::: Provided material

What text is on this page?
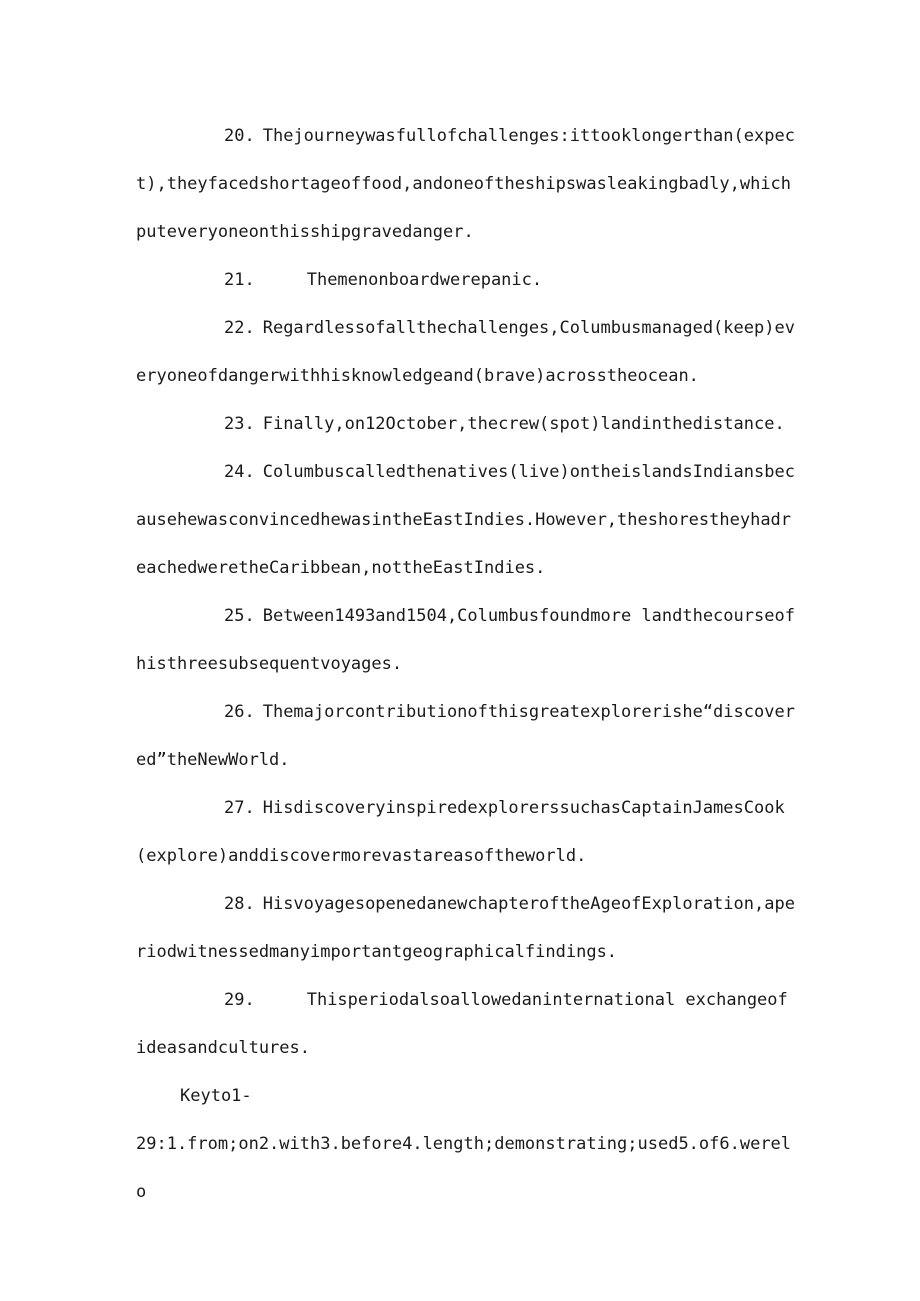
20. Thejourneywasfullofchallenges:ittooklongerthan(expect),theyfacedshortageoffood,andoneoftheshipswasleakingbadly,whichputeveryoneonthisshipgravedanger.

21.	Themenonboardwerepanic.

22. Regardlessofallthechallenges,Columbusmanaged(keep)everyoneofdangerwithhisknowledgeand(brave)acrosstheocean.

23. Finally,on12October,thecrew(spot)landinthedistance.

24. Columbuscalledthenatives(live)ontheislandsIndiansbecausehewasconvincedhewasintheEastIndies.However,theshorestheyhadreachedweretheCaribbean,nottheEastIndies.

25. Between1493and1504,Columbusfoundmore landthecourseofhisthreesubsequentvoyages.

26. Themajorcontributionofthisgreatexplorerishe“discovered”theNewWorld.

27. HisdiscoveryinspiredexplorerssuchasCaptainJamesCook(explore)anddiscovermorevastareasoftheworld.

28. HisvoyagesopenedanewchapteroftheAgeofExploration,aperiodwitnessedmanyimportantgeographicalfindings.

29.	Thisperiodalsoallowedaninternational exchangeofideasandcultures.

Keyto1-

29:1.from;on2.with3.before4.length;demonstrating;used5.of6.werelo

::::::

* [To do]
Drop the images and repeat the data exactly.

* [Result for this task]
What text is on this page?
20. Thejourneywasfullofchallenges:ittooklongerthan(expect),theyfacedshortageoffood,andoneoftheshipswasleakingbadly,whichputeveryoneonthisshipgravedanger.

21.	Themenonboardwerepanic.

22. Regardlessofallthechallenges,Columbusmanaged(keep)everyoneofdangerwithhisknowledgeand(brave)acrosstheocean.

23. Finally,on12October,thecrew(spot)landinthedistance.

24. Columbuscalledthenatives(live)ontheislandsIndiansbecausehewasconvincedhewasintheEastIndies.However,theshorestheyhadreachedweretheCaribbean,nottheEastIndies.

25. Between1493and1504,Columbusfoundmore landthecourseofhisthreesubsequentvoyages.

26. Themajorcontributionofthisgreatexplorerishe“discovered”theNewWorld.

27. HisdiscoveryinspiredexplorerssuchasCaptainJamesCook(explore)anddiscovermorevastareasoftheworld.

28. HisvoyagesopenedanewchapteroftheAgeofExploration,aperiodwitnessedmanyimportantgeographicalfindings.

29.	Thisperiodalsoallowedaninternational exchangeofideasandcultures.

Keyto1-

29:1.from;on2.with3.before4.length;demonstrating;used5.of6.werelo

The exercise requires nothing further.